* [OBJECTIVE]: Note each line of the listing that contains the string "enter", and copy it.

────────────────────

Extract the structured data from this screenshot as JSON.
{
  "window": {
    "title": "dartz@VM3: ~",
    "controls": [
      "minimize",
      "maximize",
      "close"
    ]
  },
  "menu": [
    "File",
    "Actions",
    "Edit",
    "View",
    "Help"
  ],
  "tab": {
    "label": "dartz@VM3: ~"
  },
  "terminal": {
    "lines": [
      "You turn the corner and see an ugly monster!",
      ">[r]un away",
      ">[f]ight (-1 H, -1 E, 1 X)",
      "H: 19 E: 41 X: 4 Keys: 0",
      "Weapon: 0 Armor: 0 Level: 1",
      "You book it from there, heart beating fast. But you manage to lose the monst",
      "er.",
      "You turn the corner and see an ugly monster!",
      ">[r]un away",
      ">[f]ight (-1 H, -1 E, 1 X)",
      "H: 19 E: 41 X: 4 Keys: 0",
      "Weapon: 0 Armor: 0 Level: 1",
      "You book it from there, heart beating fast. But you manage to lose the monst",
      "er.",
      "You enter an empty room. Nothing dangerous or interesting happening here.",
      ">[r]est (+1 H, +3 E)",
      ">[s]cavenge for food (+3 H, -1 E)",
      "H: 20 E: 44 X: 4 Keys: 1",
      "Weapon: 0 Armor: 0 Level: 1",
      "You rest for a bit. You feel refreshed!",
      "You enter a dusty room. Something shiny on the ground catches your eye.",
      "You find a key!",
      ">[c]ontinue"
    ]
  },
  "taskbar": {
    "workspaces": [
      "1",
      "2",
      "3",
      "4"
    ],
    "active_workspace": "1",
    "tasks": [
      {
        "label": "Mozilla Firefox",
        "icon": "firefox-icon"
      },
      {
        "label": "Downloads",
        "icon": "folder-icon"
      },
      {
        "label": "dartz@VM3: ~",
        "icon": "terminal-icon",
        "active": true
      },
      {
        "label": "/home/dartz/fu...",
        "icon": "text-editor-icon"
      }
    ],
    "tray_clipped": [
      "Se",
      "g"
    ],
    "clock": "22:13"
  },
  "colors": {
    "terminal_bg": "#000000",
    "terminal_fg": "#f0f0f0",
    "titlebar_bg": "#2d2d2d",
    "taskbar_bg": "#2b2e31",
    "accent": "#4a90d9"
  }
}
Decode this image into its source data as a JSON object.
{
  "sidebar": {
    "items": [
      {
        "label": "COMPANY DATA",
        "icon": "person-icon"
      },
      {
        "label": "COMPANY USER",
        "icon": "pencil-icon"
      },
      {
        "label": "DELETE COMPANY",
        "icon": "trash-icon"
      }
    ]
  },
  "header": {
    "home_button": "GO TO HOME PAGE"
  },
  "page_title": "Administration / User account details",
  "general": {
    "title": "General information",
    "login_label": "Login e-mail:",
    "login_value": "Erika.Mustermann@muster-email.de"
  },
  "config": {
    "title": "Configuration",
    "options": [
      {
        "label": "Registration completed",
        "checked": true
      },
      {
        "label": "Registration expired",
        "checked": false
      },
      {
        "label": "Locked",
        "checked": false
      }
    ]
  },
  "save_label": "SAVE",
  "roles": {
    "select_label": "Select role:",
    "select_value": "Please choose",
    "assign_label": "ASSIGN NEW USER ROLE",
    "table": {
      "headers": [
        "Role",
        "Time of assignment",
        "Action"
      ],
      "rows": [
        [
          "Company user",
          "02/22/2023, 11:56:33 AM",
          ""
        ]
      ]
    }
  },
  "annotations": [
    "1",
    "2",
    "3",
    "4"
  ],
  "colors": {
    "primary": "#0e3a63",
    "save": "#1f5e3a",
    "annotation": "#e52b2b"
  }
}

────────────────────

* [REPLY TO THE EXERCISE]:
      "You enter an empty room. Nothing dangerous or interesting happening here.",
      "You enter a dusty room. Something shiny on the ground catches your eye.",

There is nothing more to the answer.